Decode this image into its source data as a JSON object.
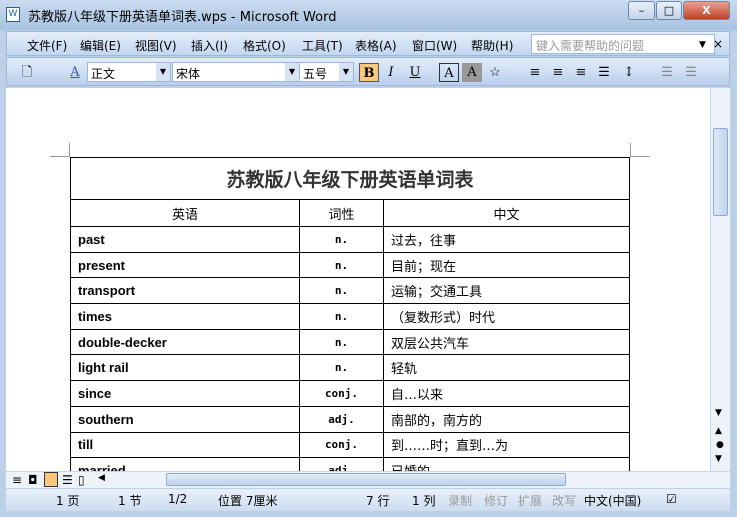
{
  "window": {
    "title": "苏教版八年级下册英语单词表.wps - Microsoft Word",
    "app_icon": "W"
  },
  "menu": [
    "文件(F)",
    "编辑(E)",
    "视图(V)",
    "插入(I)",
    "格式(O)",
    "工具(T)",
    "表格(A)",
    "窗口(W)",
    "帮助(H)"
  ],
  "help_placeholder": "键入需要帮助的问题",
  "toolbar": {
    "style": "正文",
    "font": "宋体",
    "size": "五号",
    "bold": "B",
    "italic": "I",
    "underline": "U"
  },
  "document": {
    "title": "苏教版八年级下册英语单词表",
    "headers": [
      "英语",
      "词性",
      "中文"
    ],
    "rows": [
      [
        "past",
        "n.",
        "过去，往事"
      ],
      [
        "present",
        "n.",
        "目前；现在"
      ],
      [
        "transport",
        "n.",
        "运输；交通工具"
      ],
      [
        "times",
        "n.",
        "（复数形式）时代"
      ],
      [
        "double-decker",
        "n.",
        "双层公共汽车"
      ],
      [
        "light rail",
        "n.",
        "轻轨"
      ],
      [
        "since",
        "conj.",
        "自…以来"
      ],
      [
        "southern",
        "adj.",
        "南部的，南方的"
      ],
      [
        "till",
        "conj.",
        "到……时；直到…为"
      ],
      [
        "married",
        "adj.",
        "已婚的"
      ]
    ]
  },
  "status": {
    "page": "1 页",
    "section": "1 节",
    "pages": "1/2",
    "position": "位置 7厘米",
    "line": "7 行",
    "col": "1 列",
    "rec": "录制",
    "trk": "修订",
    "ext": "扩展",
    "ovr": "改写",
    "lang": "中文(中国)"
  }
}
================
### Short exercise
In the listing above, find each line with the word "苏教版八年级下册英语单词表" and copy it.

### Solution to the problem
    "title": "苏教版八年级下册英语单词表.wps - Microsoft Word",
    "title": "苏教版八年级下册英语单词表",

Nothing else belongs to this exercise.